▶ _PROBLEMA PROPOSTO 1_
Reproduza palavra por palavra a parte do texto sobre o casal no bar que começa em "Nunca me esquecerei" e segue até "à sua maneira.".

▶ _TRECHO_
19 agosto 2021

Lembrança eterna

Nunca me esquecerei de um casal que vi brigando, há dez anos, num barzinho no centro da cidade. A mocinha estava tão triste, como se um pedaço da alma dela faltasse; o rapaz  não demonstrava se importar com o pesar que presenciava, mas em pouco tempo saiu do estabelecimento chorando também. Não tenho o costume de prestar atenção em desconhecidos, mas acabei capturada pela cena pouco comum: tão jovens, mas com feições tão sérias. Ambos triste, cada um à sua maneira.
O bar estava lotado e barulhento naquele dia: sons de talheres, conversas simultâneas e automóveis passando pela rua. Só aquela mesa permanecia em silêncio, quase alheia à toda vida que pulsava ali. Aqueles dois destoavam do ambiente. Acho que foi por isso que, inicialmente, empenhei meu tempo em olhá-los. Devem ter ficado cerca de 20 minutos sem se falar, até que o menino falou algo que não pude compreender.  Fiquei quase aliviada quando percebi um início de conversa. Mesmo sem conhecê-los, torci para que o diálogo pudesse melhorar aquelas expressões tão infelizes. 
Em breves minutos, porém, tudo pareceu ficar definitivamente pior. Os ânimos se exaltaram: ele começou a gritar com ela, ela respondeu também em voz alta e, de repente, o bar cheio se juntou a mim contemplando o casal em sua desavença. Pude ouvir a moça dizendo que o rapaz era o que a segurava ao mundo e, por um segundo, senti um medo muito grande. Temi profundamente aquele tipo de entrega. E de responsabilidade. Me perdi refletindo sobre colocar nas mãos de alguém uma parte tão grande do próprio espírito e não consegui mais acompanhar o desenrolar da acalorada discussão. Quando dei por mim, o rapaz já se levantava da cadeira em prantos, jogava sobre a mesa algo que parecia uma nota de dinheiro e partia, sem olhar pra trás. Partiu como quem não pretendia voltar ao bar ou à vida da menina, que ficou ali, sozinha. Mas era como se nem estivesse.

▶ _LINHAS BRUTAS_
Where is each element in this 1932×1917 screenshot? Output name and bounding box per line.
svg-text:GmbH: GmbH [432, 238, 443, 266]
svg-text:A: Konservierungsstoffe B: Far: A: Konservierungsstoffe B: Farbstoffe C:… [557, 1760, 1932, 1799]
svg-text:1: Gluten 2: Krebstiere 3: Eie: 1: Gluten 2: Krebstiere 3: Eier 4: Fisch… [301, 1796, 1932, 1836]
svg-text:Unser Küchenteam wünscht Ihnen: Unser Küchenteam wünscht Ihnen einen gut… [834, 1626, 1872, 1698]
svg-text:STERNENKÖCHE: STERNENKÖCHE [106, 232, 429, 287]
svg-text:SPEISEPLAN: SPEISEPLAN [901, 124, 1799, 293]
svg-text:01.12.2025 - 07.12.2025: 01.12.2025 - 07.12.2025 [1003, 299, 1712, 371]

▶ _PROBLEMA PROPOSTO 2_
Cite sem nenhuma alteração todas as linhas do Bloco 1, acima.

▶ _RESPOSTA COMPLETA 1_
Nunca me esquecerei de um casal que vi brigando, há dez anos, num barzinho no centro da cidade. A mocinha estava tão triste, como se um pedaço da alma dela faltasse; o rapaz  não demonstrava se importar com o pesar que presenciava, mas em pouco tempo saiu do estabelecimento chorando também. Não tenho o costume de prestar atenção em desconhecidos, mas acabei capturada pela cena pouco comum: tão jovens, mas com feições tão sérias. Ambos triste, cada um à sua maneira.

▶ _RESPOSTA COMPLETA 2_
Where is each element in this 1932×1917 screenshot? Output name and bounding box per line.
svg-text:GmbH: GmbH [432, 238, 443, 266]
svg-text:A: Konservierungsstoffe B: Far: A: Konservierungsstoffe B: Farbstoffe C:… [557, 1760, 1932, 1799]
svg-text:1: Gluten 2: Krebstiere 3: Eie: 1: Gluten 2: Krebstiere 3: Eier 4: Fisch… [301, 1796, 1932, 1836]
svg-text:Unser Küchenteam wünscht Ihnen: Unser Küchenteam wünscht Ihnen einen gut… [834, 1626, 1872, 1698]
svg-text:STERNENKÖCHE: STERNENKÖCHE [106, 232, 429, 287]
svg-text:SPEISEPLAN: SPEISEPLAN [901, 124, 1799, 293]
svg-text:01.12.2025 - 07.12.2025: 01.12.2025 - 07.12.2025 [1003, 299, 1712, 371]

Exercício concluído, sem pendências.